_YOUR TASK_
Extract each line where the string "Competition" shows up.

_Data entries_
□ □ □ □ □

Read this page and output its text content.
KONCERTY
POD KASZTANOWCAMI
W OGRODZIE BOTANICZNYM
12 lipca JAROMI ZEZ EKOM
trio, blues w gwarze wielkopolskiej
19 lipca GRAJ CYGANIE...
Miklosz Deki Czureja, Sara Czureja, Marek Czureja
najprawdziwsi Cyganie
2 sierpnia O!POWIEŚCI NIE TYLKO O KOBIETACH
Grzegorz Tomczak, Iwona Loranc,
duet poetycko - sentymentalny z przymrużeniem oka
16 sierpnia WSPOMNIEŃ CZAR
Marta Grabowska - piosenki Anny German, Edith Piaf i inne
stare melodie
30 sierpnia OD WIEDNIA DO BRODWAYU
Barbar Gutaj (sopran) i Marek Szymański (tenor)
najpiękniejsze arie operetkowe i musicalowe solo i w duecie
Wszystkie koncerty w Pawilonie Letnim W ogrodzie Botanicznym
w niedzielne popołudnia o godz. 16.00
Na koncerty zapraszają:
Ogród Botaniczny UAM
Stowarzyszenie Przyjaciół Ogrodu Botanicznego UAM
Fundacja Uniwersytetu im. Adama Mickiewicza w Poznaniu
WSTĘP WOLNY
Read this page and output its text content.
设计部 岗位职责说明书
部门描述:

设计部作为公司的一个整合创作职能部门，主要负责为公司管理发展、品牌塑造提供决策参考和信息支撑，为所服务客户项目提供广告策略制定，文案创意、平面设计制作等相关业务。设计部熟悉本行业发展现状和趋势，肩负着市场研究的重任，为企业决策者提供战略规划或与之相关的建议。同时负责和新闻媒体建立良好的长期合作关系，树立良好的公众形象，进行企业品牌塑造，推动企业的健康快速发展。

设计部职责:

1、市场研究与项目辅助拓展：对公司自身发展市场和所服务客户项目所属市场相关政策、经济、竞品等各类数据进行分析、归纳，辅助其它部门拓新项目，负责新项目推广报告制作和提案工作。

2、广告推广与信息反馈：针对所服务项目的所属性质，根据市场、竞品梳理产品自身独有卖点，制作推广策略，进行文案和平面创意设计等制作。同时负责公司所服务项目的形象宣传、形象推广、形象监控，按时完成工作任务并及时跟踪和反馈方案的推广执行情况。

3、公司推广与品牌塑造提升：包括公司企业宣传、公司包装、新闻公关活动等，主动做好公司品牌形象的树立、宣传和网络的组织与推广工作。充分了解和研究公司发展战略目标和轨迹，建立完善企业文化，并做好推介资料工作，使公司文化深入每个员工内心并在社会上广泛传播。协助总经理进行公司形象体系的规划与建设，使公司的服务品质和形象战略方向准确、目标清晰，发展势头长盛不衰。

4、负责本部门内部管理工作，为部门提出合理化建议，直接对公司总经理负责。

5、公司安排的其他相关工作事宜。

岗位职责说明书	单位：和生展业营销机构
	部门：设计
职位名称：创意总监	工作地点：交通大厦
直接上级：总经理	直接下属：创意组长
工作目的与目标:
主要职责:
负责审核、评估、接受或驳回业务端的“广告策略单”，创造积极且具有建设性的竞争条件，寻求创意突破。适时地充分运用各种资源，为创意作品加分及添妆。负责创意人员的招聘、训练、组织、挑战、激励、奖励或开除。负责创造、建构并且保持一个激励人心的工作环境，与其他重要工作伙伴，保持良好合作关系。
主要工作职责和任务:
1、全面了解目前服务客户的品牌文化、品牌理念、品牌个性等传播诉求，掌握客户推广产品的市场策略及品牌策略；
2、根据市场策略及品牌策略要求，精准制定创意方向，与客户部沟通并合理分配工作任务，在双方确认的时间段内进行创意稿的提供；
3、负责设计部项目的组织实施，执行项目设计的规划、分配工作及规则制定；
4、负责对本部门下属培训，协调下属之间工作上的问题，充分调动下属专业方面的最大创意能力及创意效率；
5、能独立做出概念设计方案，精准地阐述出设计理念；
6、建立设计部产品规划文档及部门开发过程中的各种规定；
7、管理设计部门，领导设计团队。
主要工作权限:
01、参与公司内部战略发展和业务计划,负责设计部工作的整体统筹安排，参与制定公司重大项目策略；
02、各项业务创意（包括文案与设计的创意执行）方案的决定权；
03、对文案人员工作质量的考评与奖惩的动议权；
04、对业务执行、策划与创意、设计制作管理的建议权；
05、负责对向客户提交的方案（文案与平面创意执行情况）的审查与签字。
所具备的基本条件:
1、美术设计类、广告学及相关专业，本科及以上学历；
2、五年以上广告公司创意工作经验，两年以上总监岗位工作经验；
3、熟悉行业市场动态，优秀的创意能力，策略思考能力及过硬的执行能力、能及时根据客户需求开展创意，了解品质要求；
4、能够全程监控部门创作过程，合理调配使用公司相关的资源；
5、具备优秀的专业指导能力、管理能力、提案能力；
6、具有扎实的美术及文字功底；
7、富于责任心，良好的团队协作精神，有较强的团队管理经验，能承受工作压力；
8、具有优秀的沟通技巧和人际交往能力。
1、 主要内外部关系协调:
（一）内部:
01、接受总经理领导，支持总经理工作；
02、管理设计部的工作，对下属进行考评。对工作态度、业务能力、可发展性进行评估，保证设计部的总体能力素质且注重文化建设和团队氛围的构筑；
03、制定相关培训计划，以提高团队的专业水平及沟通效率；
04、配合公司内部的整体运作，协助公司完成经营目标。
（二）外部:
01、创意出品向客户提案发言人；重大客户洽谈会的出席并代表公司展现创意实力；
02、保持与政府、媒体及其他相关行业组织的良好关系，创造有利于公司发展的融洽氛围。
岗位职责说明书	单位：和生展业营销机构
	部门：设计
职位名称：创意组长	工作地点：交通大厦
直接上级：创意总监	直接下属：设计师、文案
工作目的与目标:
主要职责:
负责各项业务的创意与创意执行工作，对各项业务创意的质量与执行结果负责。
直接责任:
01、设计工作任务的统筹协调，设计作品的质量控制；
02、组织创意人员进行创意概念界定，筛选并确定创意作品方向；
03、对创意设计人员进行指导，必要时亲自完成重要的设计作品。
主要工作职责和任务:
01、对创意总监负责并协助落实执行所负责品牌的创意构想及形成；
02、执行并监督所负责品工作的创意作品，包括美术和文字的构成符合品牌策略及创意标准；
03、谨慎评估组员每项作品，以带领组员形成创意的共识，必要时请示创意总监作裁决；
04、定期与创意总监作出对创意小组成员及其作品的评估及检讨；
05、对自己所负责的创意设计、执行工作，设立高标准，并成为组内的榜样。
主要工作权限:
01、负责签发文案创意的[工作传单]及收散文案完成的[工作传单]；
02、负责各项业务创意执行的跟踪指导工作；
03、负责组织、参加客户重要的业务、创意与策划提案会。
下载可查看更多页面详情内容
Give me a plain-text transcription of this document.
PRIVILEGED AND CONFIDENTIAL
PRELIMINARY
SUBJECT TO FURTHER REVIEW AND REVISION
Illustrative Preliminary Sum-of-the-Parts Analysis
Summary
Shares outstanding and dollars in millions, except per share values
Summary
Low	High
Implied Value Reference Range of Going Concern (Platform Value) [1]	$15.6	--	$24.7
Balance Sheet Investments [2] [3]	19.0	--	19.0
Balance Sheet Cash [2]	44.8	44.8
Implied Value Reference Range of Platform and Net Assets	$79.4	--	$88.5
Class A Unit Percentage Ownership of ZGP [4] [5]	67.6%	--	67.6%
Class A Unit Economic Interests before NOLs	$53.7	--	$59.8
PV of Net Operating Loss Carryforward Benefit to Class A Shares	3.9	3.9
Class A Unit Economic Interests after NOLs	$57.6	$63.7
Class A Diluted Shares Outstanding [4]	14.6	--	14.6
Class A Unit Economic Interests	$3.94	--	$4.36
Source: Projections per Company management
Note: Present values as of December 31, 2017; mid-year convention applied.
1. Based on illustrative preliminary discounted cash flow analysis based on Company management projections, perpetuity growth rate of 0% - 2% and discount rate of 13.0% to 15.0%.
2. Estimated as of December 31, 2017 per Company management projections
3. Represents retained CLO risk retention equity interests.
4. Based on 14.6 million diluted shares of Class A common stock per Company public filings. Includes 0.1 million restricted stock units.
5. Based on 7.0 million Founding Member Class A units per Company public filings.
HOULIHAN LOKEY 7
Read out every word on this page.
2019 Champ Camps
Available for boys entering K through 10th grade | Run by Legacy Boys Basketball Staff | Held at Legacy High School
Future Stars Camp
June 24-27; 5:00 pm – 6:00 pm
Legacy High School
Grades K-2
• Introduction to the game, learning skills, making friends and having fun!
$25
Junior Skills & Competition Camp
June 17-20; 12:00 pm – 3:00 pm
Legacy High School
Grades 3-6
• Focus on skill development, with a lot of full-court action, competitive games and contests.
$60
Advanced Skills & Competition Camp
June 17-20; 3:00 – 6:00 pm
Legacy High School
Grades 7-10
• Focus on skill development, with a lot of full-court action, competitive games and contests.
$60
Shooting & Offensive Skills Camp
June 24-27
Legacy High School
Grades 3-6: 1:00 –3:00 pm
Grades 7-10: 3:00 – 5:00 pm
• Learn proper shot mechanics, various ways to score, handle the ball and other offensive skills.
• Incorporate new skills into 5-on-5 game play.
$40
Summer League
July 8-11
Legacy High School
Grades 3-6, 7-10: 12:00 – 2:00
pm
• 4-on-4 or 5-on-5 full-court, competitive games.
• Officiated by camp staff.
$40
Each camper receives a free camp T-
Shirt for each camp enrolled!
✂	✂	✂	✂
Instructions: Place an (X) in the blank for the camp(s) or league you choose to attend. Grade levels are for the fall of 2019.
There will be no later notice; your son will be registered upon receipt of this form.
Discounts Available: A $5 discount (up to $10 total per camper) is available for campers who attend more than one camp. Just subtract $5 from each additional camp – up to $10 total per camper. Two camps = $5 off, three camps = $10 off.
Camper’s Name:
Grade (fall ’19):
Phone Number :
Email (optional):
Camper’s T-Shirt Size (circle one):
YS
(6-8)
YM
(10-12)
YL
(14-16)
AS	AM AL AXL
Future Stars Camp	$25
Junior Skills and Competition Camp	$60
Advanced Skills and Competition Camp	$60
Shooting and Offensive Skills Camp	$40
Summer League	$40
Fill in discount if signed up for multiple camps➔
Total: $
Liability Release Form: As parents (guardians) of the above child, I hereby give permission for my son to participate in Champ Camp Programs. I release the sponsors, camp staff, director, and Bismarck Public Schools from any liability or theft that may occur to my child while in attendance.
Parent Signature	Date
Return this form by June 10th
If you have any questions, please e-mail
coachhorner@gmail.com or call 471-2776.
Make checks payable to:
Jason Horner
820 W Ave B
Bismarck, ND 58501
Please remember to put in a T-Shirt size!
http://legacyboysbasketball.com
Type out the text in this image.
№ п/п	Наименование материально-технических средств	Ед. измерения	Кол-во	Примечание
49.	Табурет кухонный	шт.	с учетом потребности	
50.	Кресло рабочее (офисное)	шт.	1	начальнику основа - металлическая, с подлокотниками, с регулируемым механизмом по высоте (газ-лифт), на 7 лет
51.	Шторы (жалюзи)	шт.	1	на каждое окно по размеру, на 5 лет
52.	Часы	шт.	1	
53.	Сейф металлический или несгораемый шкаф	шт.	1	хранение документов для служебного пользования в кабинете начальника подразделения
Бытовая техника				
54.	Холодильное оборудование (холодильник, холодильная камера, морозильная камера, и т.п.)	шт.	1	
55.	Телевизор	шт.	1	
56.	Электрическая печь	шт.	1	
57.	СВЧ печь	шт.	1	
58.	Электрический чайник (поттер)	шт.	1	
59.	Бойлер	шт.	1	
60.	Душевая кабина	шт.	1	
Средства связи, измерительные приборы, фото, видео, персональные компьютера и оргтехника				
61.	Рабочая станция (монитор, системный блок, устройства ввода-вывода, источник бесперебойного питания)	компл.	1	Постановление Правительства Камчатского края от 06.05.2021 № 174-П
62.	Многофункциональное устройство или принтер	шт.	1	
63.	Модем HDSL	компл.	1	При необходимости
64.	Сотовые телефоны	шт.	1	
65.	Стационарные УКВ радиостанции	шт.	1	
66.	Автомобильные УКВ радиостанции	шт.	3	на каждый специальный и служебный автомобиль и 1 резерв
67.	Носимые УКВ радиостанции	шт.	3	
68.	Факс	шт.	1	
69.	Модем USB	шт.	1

□ □ □ □ □

_IN RESPONSE_
Junior Skills & Competition Camp
Advanced Skills & Competition Camp
Junior Skills and Competition Camp	$60
Advanced Skills and Competition Camp	$60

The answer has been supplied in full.